TO DO: Extract the complete listing and repeat it word for word.

Collected data entries
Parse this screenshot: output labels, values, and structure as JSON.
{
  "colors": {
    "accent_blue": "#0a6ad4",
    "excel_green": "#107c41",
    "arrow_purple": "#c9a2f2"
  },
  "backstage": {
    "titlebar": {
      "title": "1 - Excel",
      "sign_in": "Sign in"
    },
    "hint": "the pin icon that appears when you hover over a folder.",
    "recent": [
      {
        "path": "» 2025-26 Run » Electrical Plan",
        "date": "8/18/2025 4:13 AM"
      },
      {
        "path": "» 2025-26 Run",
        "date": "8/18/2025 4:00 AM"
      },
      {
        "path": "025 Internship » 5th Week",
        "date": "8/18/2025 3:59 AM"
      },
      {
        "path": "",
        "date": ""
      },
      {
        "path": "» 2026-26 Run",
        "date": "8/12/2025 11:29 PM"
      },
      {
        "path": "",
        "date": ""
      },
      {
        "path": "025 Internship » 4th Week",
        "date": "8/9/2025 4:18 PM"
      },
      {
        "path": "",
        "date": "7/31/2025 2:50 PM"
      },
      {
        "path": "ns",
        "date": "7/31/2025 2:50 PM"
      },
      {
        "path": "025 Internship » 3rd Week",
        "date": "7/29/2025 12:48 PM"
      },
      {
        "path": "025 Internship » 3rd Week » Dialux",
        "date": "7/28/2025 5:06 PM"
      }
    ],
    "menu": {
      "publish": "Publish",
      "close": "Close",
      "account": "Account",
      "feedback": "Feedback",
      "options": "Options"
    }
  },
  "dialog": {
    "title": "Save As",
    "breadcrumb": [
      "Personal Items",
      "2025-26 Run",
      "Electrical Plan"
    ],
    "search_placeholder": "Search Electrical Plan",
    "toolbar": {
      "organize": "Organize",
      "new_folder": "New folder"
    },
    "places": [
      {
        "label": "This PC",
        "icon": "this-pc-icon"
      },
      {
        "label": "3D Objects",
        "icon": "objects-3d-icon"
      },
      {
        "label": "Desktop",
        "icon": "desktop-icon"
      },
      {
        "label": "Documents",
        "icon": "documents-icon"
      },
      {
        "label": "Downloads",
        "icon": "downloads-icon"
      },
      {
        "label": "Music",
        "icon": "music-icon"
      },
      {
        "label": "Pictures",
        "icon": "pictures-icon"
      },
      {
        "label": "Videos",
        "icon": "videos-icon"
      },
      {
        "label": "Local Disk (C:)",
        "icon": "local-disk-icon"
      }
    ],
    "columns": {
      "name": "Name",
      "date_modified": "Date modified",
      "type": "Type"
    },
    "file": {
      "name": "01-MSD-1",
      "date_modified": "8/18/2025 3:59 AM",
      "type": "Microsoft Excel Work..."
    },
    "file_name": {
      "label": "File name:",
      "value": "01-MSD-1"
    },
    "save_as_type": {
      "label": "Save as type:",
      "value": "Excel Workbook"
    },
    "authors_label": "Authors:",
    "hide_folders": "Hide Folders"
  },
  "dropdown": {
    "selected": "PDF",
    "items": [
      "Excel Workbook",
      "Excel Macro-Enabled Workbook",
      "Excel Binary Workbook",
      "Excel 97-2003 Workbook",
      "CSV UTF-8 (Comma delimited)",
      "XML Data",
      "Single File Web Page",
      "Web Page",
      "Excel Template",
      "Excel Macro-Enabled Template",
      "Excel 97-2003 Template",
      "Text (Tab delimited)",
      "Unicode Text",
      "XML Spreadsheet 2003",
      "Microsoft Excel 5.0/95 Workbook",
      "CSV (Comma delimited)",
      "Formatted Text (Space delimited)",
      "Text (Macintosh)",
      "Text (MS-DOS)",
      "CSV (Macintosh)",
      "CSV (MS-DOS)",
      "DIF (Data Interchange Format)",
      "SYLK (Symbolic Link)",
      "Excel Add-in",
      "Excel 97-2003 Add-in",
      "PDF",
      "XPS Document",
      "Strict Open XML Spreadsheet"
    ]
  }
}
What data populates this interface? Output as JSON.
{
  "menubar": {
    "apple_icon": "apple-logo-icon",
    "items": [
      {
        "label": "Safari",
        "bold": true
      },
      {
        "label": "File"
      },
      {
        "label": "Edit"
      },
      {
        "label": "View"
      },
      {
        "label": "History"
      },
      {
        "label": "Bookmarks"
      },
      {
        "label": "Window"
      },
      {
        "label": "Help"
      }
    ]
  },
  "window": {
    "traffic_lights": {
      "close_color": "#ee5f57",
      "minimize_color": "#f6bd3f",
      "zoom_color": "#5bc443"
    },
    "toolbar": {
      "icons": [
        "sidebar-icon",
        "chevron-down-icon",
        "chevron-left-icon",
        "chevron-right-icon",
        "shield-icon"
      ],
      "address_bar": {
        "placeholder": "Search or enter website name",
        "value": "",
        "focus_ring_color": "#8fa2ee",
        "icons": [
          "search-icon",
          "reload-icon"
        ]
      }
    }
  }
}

REPLY TO THE TASK:
Parse this screenshot: output labels, values, and structure as JSON.
{
  "colors": {
    "accent_blue": "#0a6ad4",
    "excel_green": "#107c41",
    "arrow_purple": "#c9a2f2"
  },
  "backstage": {
    "titlebar": {
      "title": "1 - Excel",
      "sign_in": "Sign in"
    },
    "hint": "the pin icon that appears when you hover over a folder.",
    "recent": [
      {
        "path": "» 2025-26 Run » Electrical Plan",
        "date": "8/18/2025 4:13 AM"
      },
      {
        "path": "» 2025-26 Run",
        "date": "8/18/2025 4:00 AM"
      },
      {
        "path": "025 Internship » 5th Week",
        "date": "8/18/2025 3:59 AM"
      },
      {
        "path": "",
        "date": ""
      },
      {
        "path": "» 2026-26 Run",
        "date": "8/12/2025 11:29 PM"
      },
      {
        "path": "",
        "date": ""
      },
      {
        "path": "025 Internship » 4th Week",
        "date": "8/9/2025 4:18 PM"
      },
      {
        "path": "",
        "date": "7/31/2025 2:50 PM"
      },
      {
        "path": "ns",
        "date": "7/31/2025 2:50 PM"
      },
      {
        "path": "025 Internship » 3rd Week",
        "date": "7/29/2025 12:48 PM"
      },
      {
        "path": "025 Internship » 3rd Week » Dialux",
        "date": "7/28/2025 5:06 PM"
      }
    ],
    "menu": {
      "publish": "Publish",
      "close": "Close",
      "account": "Account",
      "feedback": "Feedback",
      "options": "Options"
    }
  },
  "dialog": {
    "title": "Save As",
    "breadcrumb": [
      "Personal Items",
      "2025-26 Run",
      "Electrical Plan"
    ],
    "search_placeholder": "Search Electrical Plan",
    "toolbar": {
      "organize": "Organize",
      "new_folder": "New folder"
    },
    "places": [
      {
        "label": "This PC",
        "icon": "this-pc-icon"
      },
      {
        "label": "3D Objects",
        "icon": "objects-3d-icon"
      },
      {
        "label": "Desktop",
        "icon": "desktop-icon"
      },
      {
        "label": "Documents",
        "icon": "documents-icon"
      },
      {
        "label": "Downloads",
        "icon": "downloads-icon"
      },
      {
        "label": "Music",
        "icon": "music-icon"
      },
      {
        "label": "Pictures",
        "icon": "pictures-icon"
      },
      {
        "label": "Videos",
        "icon": "videos-icon"
      },
      {
        "label": "Local Disk (C:)",
        "icon": "local-disk-icon"
      }
    ],
    "columns": {
      "name": "Name",
      "date_modified": "Date modified",
      "type": "Type"
    },
    "file": {
      "name": "01-MSD-1",
      "date_modified": "8/18/2025 3:59 AM",
      "type": "Microsoft Excel Work..."
    },
    "file_name": {
      "label": "File name:",
      "value": "01-MSD-1"
    },
    "save_as_type": {
      "label": "Save as type:",
      "value": "Excel Workbook"
    },
    "authors_label": "Authors:",
    "hide_folders": "Hide Folders"
  },
  "dropdown": {
    "selected": "PDF",
    "items": [
      "Excel Workbook",
      "Excel Macro-Enabled Workbook",
      "Excel Binary Workbook",
      "Excel 97-2003 Workbook",
      "CSV UTF-8 (Comma delimited)",
      "XML Data",
      "Single File Web Page",
      "Web Page",
      "Excel Template",
      "Excel Macro-Enabled Template",
      "Excel 97-2003 Template",
      "Text (Tab delimited)",
      "Unicode Text",
      "XML Spreadsheet 2003",
      "Microsoft Excel 5.0/95 Workbook",
      "CSV (Comma delimited)",
      "Formatted Text (Space delimited)",
      "Text (Macintosh)",
      "Text (MS-DOS)",
      "CSV (Macintosh)",
      "CSV (MS-DOS)",
      "DIF (Data Interchange Format)",
      "SYLK (Symbolic Link)",
      "Excel Add-in",
      "Excel 97-2003 Add-in",
      "PDF",
      "XPS Document",
      "Strict Open XML Spreadsheet"
    ]
  }
}
What data populates this interface? Output as JSON.
{
  "menubar": {
    "apple_icon": "apple-logo-icon",
    "items": [
      {
        "label": "Safari",
        "bold": true
      },
      {
        "label": "File"
      },
      {
        "label": "Edit"
      },
      {
        "label": "View"
      },
      {
        "label": "History"
      },
      {
        "label": "Bookmarks"
      },
      {
        "label": "Window"
      },
      {
        "label": "Help"
      }
    ]
  },
  "window": {
    "traffic_lights": {
      "close_color": "#ee5f57",
      "minimize_color": "#f6bd3f",
      "zoom_color": "#5bc443"
    },
    "toolbar": {
      "icons": [
        "sidebar-icon",
        "chevron-down-icon",
        "chevron-left-icon",
        "chevron-right-icon",
        "shield-icon"
      ],
      "address_bar": {
        "placeholder": "Search or enter website name",
        "value": "",
        "focus_ring_color": "#8fa2ee",
        "icons": [
          "search-icon",
          "reload-icon"
        ]
      }
    }
  }
}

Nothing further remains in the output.